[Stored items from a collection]
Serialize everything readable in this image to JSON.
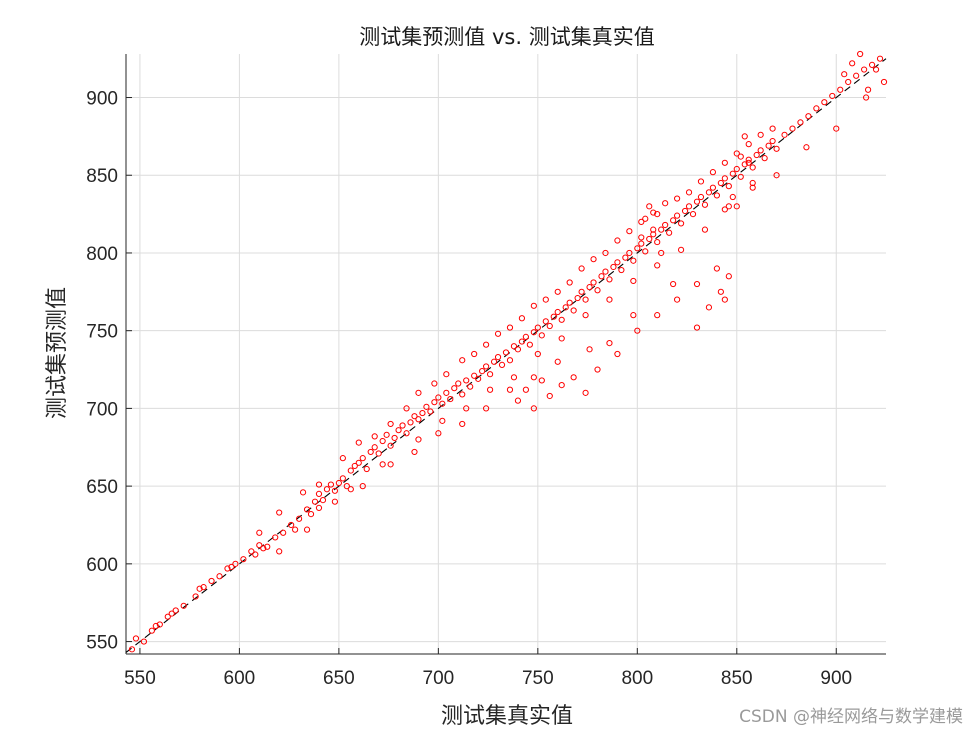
{
  "chart_data": {
    "type": "scatter",
    "title": "测试集预测值 vs. 测试集真实值",
    "xlabel": "测试集真实值",
    "ylabel": "测试集预测值",
    "xlim": [
      543,
      925
    ],
    "ylim": [
      542,
      928
    ],
    "xticks": [
      550,
      600,
      650,
      700,
      750,
      800,
      850,
      900
    ],
    "yticks": [
      550,
      600,
      650,
      700,
      750,
      800,
      850,
      900
    ],
    "grid": true,
    "marker_color": "#ff0000",
    "reference_line": {
      "style": "dashed",
      "color": "#000000",
      "x": [
        543,
        925
      ],
      "y": [
        543,
        925
      ]
    },
    "series": [
      {
        "marker": "circle",
        "x": [
          546,
          548,
          552,
          556,
          560,
          564,
          568,
          572,
          578,
          582,
          586,
          590,
          594,
          598,
          602,
          606,
          608,
          610,
          614,
          618,
          622,
          626,
          630,
          634,
          636,
          638,
          640,
          642,
          644,
          646,
          648,
          650,
          652,
          654,
          656,
          658,
          660,
          662,
          664,
          666,
          668,
          670,
          672,
          674,
          676,
          678,
          680,
          682,
          684,
          686,
          688,
          690,
          692,
          694,
          696,
          698,
          700,
          702,
          704,
          706,
          708,
          710,
          712,
          714,
          716,
          718,
          720,
          722,
          724,
          726,
          728,
          730,
          732,
          734,
          736,
          738,
          740,
          742,
          744,
          746,
          748,
          750,
          752,
          754,
          756,
          758,
          760,
          762,
          764,
          766,
          768,
          770,
          772,
          774,
          776,
          778,
          780,
          782,
          784,
          786,
          788,
          790,
          792,
          794,
          796,
          798,
          800,
          802,
          804,
          806,
          808,
          810,
          812,
          814,
          816,
          818,
          820,
          822,
          824,
          826,
          828,
          830,
          832,
          834,
          836,
          838,
          840,
          842,
          844,
          846,
          848,
          850,
          852,
          854,
          856,
          858,
          860,
          862,
          864,
          866,
          868,
          870,
          874,
          878,
          882,
          886,
          890,
          894,
          898,
          902,
          906,
          910,
          914,
          918,
          922,
          610,
          620,
          632,
          640,
          652,
          660,
          668,
          676,
          684,
          690,
          698,
          704,
          712,
          718,
          724,
          730,
          736,
          742,
          748,
          754,
          760,
          766,
          772,
          778,
          784,
          790,
          796,
          802,
          808,
          814,
          820,
          826,
          832,
          838,
          844,
          850,
          856,
          862,
          868,
          620,
          634,
          648,
          662,
          676,
          690,
          702,
          714,
          726,
          738,
          750,
          762,
          774,
          786,
          798,
          810,
          822,
          834,
          846,
          858,
          870,
          885,
          900,
          915,
          740,
          744,
          748,
          752,
          756,
          762,
          768,
          774,
          780,
          790,
          800,
          810,
          820,
          830,
          840,
          842,
          844,
          846,
          836,
          830,
          818,
          798,
          786,
          776,
          760,
          748,
          736,
          724,
          712,
          700,
          688,
          672,
          656,
          640,
          628,
          612,
          596,
          580,
          566,
          558,
          806,
          808,
          810,
          812,
          804,
          802,
          850,
          852,
          854,
          856,
          858,
          848,
          844,
          904,
          908,
          912,
          916,
          920,
          924
        ],
        "y": [
          545,
          552,
          550,
          557,
          561,
          566,
          570,
          573,
          579,
          585,
          589,
          592,
          597,
          600,
          603,
          608,
          606,
          612,
          611,
          617,
          620,
          625,
          629,
          635,
          632,
          640,
          645,
          641,
          648,
          651,
          647,
          652,
          655,
          650,
          660,
          663,
          665,
          668,
          661,
          672,
          675,
          671,
          679,
          683,
          676,
          681,
          686,
          689,
          684,
          691,
          695,
          693,
          697,
          701,
          698,
          704,
          707,
          703,
          710,
          706,
          713,
          716,
          709,
          718,
          714,
          721,
          719,
          724,
          727,
          722,
          730,
          733,
          728,
          736,
          731,
          740,
          738,
          743,
          746,
          741,
          749,
          752,
          747,
          756,
          753,
          759,
          762,
          757,
          765,
          768,
          763,
          771,
          775,
          770,
          778,
          781,
          776,
          785,
          788,
          783,
          791,
          794,
          789,
          797,
          800,
          795,
          803,
          806,
          801,
          809,
          812,
          807,
          815,
          818,
          813,
          821,
          824,
          819,
          827,
          830,
          825,
          833,
          836,
          831,
          839,
          842,
          837,
          845,
          848,
          843,
          851,
          854,
          849,
          857,
          860,
          855,
          863,
          866,
          861,
          869,
          872,
          867,
          876,
          880,
          884,
          888,
          893,
          897,
          901,
          905,
          910,
          914,
          918,
          921,
          925,
          620,
          633,
          646,
          651,
          668,
          678,
          682,
          690,
          700,
          710,
          716,
          722,
          731,
          735,
          741,
          748,
          752,
          758,
          766,
          770,
          775,
          781,
          790,
          796,
          800,
          808,
          814,
          820,
          826,
          832,
          835,
          839,
          846,
          852,
          858,
          864,
          870,
          876,
          880,
          608,
          622,
          640,
          650,
          664,
          680,
          692,
          700,
          712,
          720,
          735,
          745,
          760,
          770,
          782,
          792,
          802,
          815,
          830,
          842,
          850,
          868,
          880,
          900,
          705,
          712,
          700,
          718,
          708,
          715,
          720,
          710,
          725,
          735,
          750,
          760,
          770,
          780,
          790,
          775,
          770,
          785,
          765,
          752,
          780,
          760,
          742,
          738,
          730,
          720,
          712,
          700,
          690,
          684,
          672,
          664,
          648,
          636,
          622,
          610,
          598,
          584,
          568,
          560,
          830,
          815,
          825,
          800,
          822,
          810,
          830,
          862,
          875,
          858,
          845,
          836,
          828,
          915,
          922,
          928,
          905,
          918,
          910
        ]
      }
    ]
  },
  "watermark": "CSDN @神经网络与数学建模"
}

→ **DIRECTIONS**: Using the material above, return every line exactly as it appears, minus the pictures.

→ **FINISHED EXERCISE**:
Serialize everything readable in this image to JSON.
{
  "chart_data": {
    "type": "scatter",
    "title": "测试集预测值 vs. 测试集真实值",
    "xlabel": "测试集真实值",
    "ylabel": "测试集预测值",
    "xlim": [
      543,
      925
    ],
    "ylim": [
      542,
      928
    ],
    "xticks": [
      550,
      600,
      650,
      700,
      750,
      800,
      850,
      900
    ],
    "yticks": [
      550,
      600,
      650,
      700,
      750,
      800,
      850,
      900
    ],
    "grid": true,
    "marker_color": "#ff0000",
    "reference_line": {
      "style": "dashed",
      "color": "#000000",
      "x": [
        543,
        925
      ],
      "y": [
        543,
        925
      ]
    },
    "series": [
      {
        "marker": "circle",
        "x": [
          546,
          548,
          552,
          556,
          560,
          564,
          568,
          572,
          578,
          582,
          586,
          590,
          594,
          598,
          602,
          606,
          608,
          610,
          614,
          618,
          622,
          626,
          630,
          634,
          636,
          638,
          640,
          642,
          644,
          646,
          648,
          650,
          652,
          654,
          656,
          658,
          660,
          662,
          664,
          666,
          668,
          670,
          672,
          674,
          676,
          678,
          680,
          682,
          684,
          686,
          688,
          690,
          692,
          694,
          696,
          698,
          700,
          702,
          704,
          706,
          708,
          710,
          712,
          714,
          716,
          718,
          720,
          722,
          724,
          726,
          728,
          730,
          732,
          734,
          736,
          738,
          740,
          742,
          744,
          746,
          748,
          750,
          752,
          754,
          756,
          758,
          760,
          762,
          764,
          766,
          768,
          770,
          772,
          774,
          776,
          778,
          780,
          782,
          784,
          786,
          788,
          790,
          792,
          794,
          796,
          798,
          800,
          802,
          804,
          806,
          808,
          810,
          812,
          814,
          816,
          818,
          820,
          822,
          824,
          826,
          828,
          830,
          832,
          834,
          836,
          838,
          840,
          842,
          844,
          846,
          848,
          850,
          852,
          854,
          856,
          858,
          860,
          862,
          864,
          866,
          868,
          870,
          874,
          878,
          882,
          886,
          890,
          894,
          898,
          902,
          906,
          910,
          914,
          918,
          922,
          610,
          620,
          632,
          640,
          652,
          660,
          668,
          676,
          684,
          690,
          698,
          704,
          712,
          718,
          724,
          730,
          736,
          742,
          748,
          754,
          760,
          766,
          772,
          778,
          784,
          790,
          796,
          802,
          808,
          814,
          820,
          826,
          832,
          838,
          844,
          850,
          856,
          862,
          868,
          620,
          634,
          648,
          662,
          676,
          690,
          702,
          714,
          726,
          738,
          750,
          762,
          774,
          786,
          798,
          810,
          822,
          834,
          846,
          858,
          870,
          885,
          900,
          915,
          740,
          744,
          748,
          752,
          756,
          762,
          768,
          774,
          780,
          790,
          800,
          810,
          820,
          830,
          840,
          842,
          844,
          846,
          836,
          830,
          818,
          798,
          786,
          776,
          760,
          748,
          736,
          724,
          712,
          700,
          688,
          672,
          656,
          640,
          628,
          612,
          596,
          580,
          566,
          558,
          806,
          808,
          810,
          812,
          804,
          802,
          850,
          852,
          854,
          856,
          858,
          848,
          844,
          904,
          908,
          912,
          916,
          920,
          924
        ],
        "y": [
          545,
          552,
          550,
          557,
          561,
          566,
          570,
          573,
          579,
          585,
          589,
          592,
          597,
          600,
          603,
          608,
          606,
          612,
          611,
          617,
          620,
          625,
          629,
          635,
          632,
          640,
          645,
          641,
          648,
          651,
          647,
          652,
          655,
          650,
          660,
          663,
          665,
          668,
          661,
          672,
          675,
          671,
          679,
          683,
          676,
          681,
          686,
          689,
          684,
          691,
          695,
          693,
          697,
          701,
          698,
          704,
          707,
          703,
          710,
          706,
          713,
          716,
          709,
          718,
          714,
          721,
          719,
          724,
          727,
          722,
          730,
          733,
          728,
          736,
          731,
          740,
          738,
          743,
          746,
          741,
          749,
          752,
          747,
          756,
          753,
          759,
          762,
          757,
          765,
          768,
          763,
          771,
          775,
          770,
          778,
          781,
          776,
          785,
          788,
          783,
          791,
          794,
          789,
          797,
          800,
          795,
          803,
          806,
          801,
          809,
          812,
          807,
          815,
          818,
          813,
          821,
          824,
          819,
          827,
          830,
          825,
          833,
          836,
          831,
          839,
          842,
          837,
          845,
          848,
          843,
          851,
          854,
          849,
          857,
          860,
          855,
          863,
          866,
          861,
          869,
          872,
          867,
          876,
          880,
          884,
          888,
          893,
          897,
          901,
          905,
          910,
          914,
          918,
          921,
          925,
          620,
          633,
          646,
          651,
          668,
          678,
          682,
          690,
          700,
          710,
          716,
          722,
          731,
          735,
          741,
          748,
          752,
          758,
          766,
          770,
          775,
          781,
          790,
          796,
          800,
          808,
          814,
          820,
          826,
          832,
          835,
          839,
          846,
          852,
          858,
          864,
          870,
          876,
          880,
          608,
          622,
          640,
          650,
          664,
          680,
          692,
          700,
          712,
          720,
          735,
          745,
          760,
          770,
          782,
          792,
          802,
          815,
          830,
          842,
          850,
          868,
          880,
          900,
          705,
          712,
          700,
          718,
          708,
          715,
          720,
          710,
          725,
          735,
          750,
          760,
          770,
          780,
          790,
          775,
          770,
          785,
          765,
          752,
          780,
          760,
          742,
          738,
          730,
          720,
          712,
          700,
          690,
          684,
          672,
          664,
          648,
          636,
          622,
          610,
          598,
          584,
          568,
          560,
          830,
          815,
          825,
          800,
          822,
          810,
          830,
          862,
          875,
          858,
          845,
          836,
          828,
          915,
          922,
          928,
          905,
          918,
          910
        ]
      }
    ]
  },
  "watermark": "CSDN @神经网络与数学建模"
}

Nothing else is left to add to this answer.